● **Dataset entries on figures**
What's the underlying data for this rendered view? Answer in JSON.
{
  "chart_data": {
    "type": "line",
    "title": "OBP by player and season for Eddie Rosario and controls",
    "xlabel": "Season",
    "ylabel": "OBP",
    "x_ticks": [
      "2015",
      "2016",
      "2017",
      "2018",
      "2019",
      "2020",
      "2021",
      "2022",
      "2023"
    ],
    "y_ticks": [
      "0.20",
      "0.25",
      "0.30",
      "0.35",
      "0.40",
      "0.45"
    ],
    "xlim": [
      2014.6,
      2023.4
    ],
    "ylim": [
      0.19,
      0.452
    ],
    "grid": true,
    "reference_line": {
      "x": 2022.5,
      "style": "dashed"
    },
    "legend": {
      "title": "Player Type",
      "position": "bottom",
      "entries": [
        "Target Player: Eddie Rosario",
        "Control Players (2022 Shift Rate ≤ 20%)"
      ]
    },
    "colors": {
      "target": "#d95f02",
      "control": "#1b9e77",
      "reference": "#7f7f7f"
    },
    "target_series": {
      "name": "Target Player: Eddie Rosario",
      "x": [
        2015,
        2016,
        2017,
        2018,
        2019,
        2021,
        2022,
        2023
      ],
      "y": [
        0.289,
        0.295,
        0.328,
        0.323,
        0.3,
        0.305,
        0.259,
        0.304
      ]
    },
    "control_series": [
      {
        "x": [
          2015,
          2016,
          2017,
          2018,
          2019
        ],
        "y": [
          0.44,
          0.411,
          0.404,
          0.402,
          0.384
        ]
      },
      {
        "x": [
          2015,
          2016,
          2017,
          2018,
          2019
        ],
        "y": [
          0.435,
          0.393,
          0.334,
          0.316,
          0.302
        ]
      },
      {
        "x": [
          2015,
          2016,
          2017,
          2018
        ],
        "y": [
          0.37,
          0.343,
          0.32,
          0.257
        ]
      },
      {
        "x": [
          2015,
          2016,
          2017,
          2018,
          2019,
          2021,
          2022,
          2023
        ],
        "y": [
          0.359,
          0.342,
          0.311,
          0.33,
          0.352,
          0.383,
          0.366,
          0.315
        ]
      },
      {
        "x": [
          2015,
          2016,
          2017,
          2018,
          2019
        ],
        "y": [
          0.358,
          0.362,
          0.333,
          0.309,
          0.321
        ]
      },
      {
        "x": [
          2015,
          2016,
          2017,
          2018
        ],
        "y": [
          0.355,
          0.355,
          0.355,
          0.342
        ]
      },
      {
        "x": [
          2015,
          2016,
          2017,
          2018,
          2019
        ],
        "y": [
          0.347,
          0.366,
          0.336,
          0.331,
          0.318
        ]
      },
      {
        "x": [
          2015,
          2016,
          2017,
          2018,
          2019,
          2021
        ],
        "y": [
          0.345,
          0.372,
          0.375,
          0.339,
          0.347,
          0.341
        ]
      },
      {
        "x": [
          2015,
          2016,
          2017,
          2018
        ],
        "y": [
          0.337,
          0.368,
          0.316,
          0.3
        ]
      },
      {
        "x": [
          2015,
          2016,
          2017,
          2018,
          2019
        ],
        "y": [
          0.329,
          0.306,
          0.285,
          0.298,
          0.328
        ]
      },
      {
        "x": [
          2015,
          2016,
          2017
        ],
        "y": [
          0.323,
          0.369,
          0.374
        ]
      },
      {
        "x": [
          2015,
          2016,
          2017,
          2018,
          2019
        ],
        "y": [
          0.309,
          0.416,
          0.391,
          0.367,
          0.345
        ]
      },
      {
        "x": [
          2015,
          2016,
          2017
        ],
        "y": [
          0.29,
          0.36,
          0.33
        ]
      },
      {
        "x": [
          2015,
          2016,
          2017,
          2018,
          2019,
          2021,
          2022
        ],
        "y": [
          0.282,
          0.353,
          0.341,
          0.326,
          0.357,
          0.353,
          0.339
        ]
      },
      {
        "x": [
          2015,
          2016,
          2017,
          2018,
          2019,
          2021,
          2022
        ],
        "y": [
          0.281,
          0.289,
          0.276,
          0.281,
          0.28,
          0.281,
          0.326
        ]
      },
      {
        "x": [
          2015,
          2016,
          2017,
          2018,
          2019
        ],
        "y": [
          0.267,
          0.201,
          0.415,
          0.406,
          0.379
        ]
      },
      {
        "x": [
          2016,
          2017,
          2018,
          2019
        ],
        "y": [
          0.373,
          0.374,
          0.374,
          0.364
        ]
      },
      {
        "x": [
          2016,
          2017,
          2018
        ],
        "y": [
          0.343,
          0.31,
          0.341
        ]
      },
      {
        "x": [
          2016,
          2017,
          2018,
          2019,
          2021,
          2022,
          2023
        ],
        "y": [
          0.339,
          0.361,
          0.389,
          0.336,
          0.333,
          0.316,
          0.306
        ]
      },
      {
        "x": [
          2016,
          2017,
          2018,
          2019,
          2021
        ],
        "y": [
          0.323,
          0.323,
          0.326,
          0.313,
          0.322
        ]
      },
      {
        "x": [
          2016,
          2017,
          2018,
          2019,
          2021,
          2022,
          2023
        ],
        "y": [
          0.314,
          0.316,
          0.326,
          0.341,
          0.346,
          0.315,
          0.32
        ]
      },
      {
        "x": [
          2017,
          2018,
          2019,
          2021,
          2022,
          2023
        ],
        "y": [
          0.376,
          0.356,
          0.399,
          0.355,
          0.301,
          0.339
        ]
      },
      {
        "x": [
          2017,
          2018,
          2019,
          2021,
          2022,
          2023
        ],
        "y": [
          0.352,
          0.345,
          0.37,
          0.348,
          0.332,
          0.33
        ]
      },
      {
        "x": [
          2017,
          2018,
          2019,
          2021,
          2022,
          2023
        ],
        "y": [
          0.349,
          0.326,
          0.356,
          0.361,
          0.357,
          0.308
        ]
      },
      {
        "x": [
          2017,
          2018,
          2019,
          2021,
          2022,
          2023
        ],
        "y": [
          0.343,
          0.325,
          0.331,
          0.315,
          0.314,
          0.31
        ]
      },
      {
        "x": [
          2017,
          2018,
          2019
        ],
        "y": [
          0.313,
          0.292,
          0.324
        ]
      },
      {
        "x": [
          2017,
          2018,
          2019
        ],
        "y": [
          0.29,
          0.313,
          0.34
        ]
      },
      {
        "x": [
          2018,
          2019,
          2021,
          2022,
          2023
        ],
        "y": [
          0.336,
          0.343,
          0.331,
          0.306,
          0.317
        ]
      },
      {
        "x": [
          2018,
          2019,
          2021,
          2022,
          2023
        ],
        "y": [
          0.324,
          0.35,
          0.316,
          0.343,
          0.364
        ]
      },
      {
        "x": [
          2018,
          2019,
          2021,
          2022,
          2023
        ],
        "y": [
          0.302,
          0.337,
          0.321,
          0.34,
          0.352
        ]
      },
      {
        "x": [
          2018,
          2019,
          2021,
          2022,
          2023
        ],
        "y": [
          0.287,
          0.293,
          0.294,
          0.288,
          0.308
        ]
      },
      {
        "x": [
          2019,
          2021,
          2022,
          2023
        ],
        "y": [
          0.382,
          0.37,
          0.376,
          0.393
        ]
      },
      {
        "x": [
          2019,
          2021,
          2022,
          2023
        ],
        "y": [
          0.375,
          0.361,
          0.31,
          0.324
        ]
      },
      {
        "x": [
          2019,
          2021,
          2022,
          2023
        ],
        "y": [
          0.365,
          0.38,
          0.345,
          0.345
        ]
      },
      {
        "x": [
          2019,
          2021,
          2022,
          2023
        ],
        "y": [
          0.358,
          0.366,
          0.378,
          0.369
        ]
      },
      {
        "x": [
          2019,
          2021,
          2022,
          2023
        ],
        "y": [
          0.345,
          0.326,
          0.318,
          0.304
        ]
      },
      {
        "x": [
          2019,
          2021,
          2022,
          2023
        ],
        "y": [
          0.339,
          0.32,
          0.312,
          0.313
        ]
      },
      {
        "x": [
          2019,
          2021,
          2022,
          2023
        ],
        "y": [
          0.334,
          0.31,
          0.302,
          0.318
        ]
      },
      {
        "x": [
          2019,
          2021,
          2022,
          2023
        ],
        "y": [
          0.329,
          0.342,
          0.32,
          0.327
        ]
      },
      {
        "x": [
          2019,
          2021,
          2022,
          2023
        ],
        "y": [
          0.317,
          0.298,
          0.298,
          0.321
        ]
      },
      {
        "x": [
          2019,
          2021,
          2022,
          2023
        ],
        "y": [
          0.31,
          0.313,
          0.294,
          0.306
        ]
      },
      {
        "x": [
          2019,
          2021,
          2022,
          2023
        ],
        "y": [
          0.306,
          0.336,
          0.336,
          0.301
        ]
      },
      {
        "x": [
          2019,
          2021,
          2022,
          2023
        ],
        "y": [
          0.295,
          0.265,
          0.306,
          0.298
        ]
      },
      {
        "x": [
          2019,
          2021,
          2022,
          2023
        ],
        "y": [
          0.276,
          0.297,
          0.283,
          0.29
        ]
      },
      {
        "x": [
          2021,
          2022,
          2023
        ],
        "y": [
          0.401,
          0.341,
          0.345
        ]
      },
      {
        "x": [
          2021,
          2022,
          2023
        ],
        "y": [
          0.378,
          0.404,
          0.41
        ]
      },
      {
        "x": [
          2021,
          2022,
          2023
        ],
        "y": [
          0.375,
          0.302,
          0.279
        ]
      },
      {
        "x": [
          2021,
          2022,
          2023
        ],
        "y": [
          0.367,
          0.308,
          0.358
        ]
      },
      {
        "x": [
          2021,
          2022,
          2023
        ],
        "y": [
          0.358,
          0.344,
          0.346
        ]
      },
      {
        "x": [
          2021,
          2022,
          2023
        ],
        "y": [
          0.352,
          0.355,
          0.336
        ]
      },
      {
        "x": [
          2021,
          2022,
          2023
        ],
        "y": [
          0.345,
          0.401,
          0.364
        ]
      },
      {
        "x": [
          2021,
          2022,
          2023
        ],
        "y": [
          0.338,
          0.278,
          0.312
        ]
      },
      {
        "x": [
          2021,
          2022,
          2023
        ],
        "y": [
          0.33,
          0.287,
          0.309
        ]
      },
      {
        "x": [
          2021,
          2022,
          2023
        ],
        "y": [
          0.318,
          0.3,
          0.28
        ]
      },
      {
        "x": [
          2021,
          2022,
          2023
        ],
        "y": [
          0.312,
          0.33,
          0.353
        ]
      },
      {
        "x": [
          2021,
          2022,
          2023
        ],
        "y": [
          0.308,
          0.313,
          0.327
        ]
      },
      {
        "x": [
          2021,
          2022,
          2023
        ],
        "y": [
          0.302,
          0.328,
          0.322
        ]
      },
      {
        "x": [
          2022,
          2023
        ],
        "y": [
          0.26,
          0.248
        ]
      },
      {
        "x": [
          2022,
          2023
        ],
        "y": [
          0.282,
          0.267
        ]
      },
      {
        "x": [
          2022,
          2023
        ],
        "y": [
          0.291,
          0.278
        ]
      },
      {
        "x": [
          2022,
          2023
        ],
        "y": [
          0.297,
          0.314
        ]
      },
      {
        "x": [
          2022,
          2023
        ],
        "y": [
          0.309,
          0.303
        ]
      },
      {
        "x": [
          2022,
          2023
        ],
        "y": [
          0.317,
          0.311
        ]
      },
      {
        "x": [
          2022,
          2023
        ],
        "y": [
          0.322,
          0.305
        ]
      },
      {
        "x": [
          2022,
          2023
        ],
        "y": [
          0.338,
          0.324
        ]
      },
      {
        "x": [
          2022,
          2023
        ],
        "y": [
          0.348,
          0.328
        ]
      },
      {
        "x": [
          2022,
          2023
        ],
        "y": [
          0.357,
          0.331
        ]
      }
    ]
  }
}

● **Stated exercise**
Show all lines above holding "Rosario".

● **Result of this task**
    "title": "OBP by player and season for Eddie Rosario and controls",
        "Target Player: Eddie Rosario",
      "name": "Target Player: Eddie Rosario",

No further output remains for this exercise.